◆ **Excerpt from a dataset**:
========================================

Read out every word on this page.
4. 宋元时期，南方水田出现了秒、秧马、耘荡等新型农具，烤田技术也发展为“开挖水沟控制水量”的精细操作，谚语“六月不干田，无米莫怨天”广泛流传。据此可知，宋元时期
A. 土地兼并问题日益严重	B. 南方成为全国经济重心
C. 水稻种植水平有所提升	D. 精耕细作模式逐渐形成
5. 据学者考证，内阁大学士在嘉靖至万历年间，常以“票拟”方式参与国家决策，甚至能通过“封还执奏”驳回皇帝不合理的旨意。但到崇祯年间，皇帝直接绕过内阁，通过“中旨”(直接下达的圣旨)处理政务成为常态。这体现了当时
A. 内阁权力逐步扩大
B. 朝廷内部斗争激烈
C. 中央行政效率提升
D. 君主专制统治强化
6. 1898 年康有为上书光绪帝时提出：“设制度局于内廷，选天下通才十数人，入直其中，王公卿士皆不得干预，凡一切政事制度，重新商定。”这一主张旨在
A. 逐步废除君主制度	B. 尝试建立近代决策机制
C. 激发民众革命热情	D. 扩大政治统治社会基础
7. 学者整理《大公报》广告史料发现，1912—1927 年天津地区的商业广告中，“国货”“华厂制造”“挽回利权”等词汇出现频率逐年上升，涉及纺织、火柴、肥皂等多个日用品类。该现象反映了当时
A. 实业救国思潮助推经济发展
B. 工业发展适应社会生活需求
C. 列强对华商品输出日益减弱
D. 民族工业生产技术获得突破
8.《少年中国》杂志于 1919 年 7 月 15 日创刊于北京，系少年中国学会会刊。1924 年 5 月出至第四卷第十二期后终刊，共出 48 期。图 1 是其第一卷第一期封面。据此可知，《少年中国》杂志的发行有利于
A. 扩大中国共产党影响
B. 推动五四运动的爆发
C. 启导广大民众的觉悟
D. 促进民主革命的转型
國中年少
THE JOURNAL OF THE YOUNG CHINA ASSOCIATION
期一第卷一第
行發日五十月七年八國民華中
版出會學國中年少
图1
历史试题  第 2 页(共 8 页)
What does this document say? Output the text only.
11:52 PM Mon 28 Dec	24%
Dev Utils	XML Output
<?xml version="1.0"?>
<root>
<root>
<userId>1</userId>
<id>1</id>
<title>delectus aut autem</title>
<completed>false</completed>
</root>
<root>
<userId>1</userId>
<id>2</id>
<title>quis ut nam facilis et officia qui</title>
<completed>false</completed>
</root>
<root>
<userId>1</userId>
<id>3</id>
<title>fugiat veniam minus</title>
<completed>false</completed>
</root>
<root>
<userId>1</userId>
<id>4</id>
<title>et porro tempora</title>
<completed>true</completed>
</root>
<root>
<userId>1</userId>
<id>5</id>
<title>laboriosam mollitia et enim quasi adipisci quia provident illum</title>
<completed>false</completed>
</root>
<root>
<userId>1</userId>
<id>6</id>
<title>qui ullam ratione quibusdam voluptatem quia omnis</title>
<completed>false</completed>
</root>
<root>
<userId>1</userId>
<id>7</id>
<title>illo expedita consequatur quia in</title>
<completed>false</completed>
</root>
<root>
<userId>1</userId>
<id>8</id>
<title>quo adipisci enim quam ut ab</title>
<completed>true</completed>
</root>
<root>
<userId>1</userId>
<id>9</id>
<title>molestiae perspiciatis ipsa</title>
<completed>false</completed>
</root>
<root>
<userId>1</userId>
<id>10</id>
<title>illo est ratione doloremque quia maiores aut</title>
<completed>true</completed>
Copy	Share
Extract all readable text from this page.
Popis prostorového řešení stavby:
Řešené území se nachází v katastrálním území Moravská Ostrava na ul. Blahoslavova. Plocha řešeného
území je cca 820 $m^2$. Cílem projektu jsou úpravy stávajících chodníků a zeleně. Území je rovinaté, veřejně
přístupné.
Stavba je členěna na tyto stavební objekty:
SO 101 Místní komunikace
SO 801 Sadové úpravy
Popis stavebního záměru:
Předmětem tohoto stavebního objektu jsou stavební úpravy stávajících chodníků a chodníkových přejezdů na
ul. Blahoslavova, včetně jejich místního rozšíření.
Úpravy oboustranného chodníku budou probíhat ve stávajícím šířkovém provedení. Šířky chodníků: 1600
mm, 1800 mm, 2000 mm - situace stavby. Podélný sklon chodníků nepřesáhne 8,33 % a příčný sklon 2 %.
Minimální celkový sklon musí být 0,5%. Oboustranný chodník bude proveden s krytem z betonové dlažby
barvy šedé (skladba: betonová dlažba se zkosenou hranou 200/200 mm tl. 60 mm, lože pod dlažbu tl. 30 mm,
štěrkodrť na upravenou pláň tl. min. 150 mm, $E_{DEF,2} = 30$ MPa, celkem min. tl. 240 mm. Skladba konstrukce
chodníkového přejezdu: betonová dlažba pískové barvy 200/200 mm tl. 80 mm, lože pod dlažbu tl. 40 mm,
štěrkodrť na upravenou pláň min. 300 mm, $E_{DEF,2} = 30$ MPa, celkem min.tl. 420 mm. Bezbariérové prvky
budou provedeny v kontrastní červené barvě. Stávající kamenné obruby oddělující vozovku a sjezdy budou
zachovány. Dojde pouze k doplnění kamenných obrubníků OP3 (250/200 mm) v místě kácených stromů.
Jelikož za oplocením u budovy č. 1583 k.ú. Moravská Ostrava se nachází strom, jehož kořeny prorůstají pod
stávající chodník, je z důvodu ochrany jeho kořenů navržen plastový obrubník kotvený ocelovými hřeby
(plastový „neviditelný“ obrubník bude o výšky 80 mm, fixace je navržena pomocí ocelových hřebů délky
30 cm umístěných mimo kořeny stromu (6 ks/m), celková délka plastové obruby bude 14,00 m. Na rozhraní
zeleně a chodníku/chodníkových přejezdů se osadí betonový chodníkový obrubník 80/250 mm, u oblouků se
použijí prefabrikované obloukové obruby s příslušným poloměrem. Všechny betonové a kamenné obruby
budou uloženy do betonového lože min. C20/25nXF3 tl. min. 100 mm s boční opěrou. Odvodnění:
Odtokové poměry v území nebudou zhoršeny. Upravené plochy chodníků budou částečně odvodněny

========================================

◆ **Your instructions**: Examine the records and pull out every line where the string "据此可知" occurs.

◆ **Result for this exercise**:
4. 宋元时期，南方水田出现了秒、秧马、耘荡等新型农具，烤田技术也发展为“开挖水沟控制水量”的精细操作，谚语“六月不干田，无米莫怨天”广泛流传。据此可知，宋元时期
8.《少年中国》杂志于 1919 年 7 月 15 日创刊于北京，系少年中国学会会刊。1924 年 5 月出至第四卷第十二期后终刊，共出 48 期。图 1 是其第一卷第一期封面。据此可知，《少年中国》杂志的发行有利于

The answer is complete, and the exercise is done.